(Collected data)
▬▬▬▬▬▬
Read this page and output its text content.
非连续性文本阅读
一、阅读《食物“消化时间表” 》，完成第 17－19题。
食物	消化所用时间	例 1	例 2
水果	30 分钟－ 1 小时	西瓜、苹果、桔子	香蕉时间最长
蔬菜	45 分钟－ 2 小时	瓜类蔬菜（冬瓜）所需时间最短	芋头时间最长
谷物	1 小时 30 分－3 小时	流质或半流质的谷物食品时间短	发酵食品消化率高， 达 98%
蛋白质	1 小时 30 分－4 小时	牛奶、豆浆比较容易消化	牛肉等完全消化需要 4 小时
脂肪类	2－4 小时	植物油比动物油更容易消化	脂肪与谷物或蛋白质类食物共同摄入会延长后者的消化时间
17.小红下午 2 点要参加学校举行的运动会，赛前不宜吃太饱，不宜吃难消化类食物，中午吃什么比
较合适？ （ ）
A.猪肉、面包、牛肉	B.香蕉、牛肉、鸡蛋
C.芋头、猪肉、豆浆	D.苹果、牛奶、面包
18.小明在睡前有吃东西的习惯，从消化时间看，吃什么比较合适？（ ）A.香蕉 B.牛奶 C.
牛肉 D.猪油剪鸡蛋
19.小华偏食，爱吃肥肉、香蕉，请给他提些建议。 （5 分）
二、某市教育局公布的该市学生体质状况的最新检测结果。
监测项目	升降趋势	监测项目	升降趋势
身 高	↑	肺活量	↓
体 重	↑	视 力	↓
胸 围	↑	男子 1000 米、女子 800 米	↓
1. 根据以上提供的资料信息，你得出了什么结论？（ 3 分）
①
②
▬▬▬▬▬▬
Required work: Transcribe every line of the data, exactly as it stands.

Answer to this exercise:
Read this page and output its text content.
非连续性文本阅读
一、阅读《食物“消化时间表” 》，完成第 17－19题。
食物	消化所用时间	例 1	例 2
水果	30 分钟－ 1 小时	西瓜、苹果、桔子	香蕉时间最长
蔬菜	45 分钟－ 2 小时	瓜类蔬菜（冬瓜）所需时间最短	芋头时间最长
谷物	1 小时 30 分－3 小时	流质或半流质的谷物食品时间短	发酵食品消化率高， 达 98%
蛋白质	1 小时 30 分－4 小时	牛奶、豆浆比较容易消化	牛肉等完全消化需要 4 小时
脂肪类	2－4 小时	植物油比动物油更容易消化	脂肪与谷物或蛋白质类食物共同摄入会延长后者的消化时间
17.小红下午 2 点要参加学校举行的运动会，赛前不宜吃太饱，不宜吃难消化类食物，中午吃什么比
较合适？ （ ）
A.猪肉、面包、牛肉	B.香蕉、牛肉、鸡蛋
C.芋头、猪肉、豆浆	D.苹果、牛奶、面包
18.小明在睡前有吃东西的习惯，从消化时间看，吃什么比较合适？（ ）A.香蕉 B.牛奶 C.
牛肉 D.猪油剪鸡蛋
19.小华偏食，爱吃肥肉、香蕉，请给他提些建议。 （5 分）
二、某市教育局公布的该市学生体质状况的最新检测结果。
监测项目	升降趋势	监测项目	升降趋势
身 高	↑	肺活量	↓
体 重	↑	视 力	↓
胸 围	↑	男子 1000 米、女子 800 米	↓
1. 根据以上提供的资料信息，你得出了什么结论？（ 3 分）
①
②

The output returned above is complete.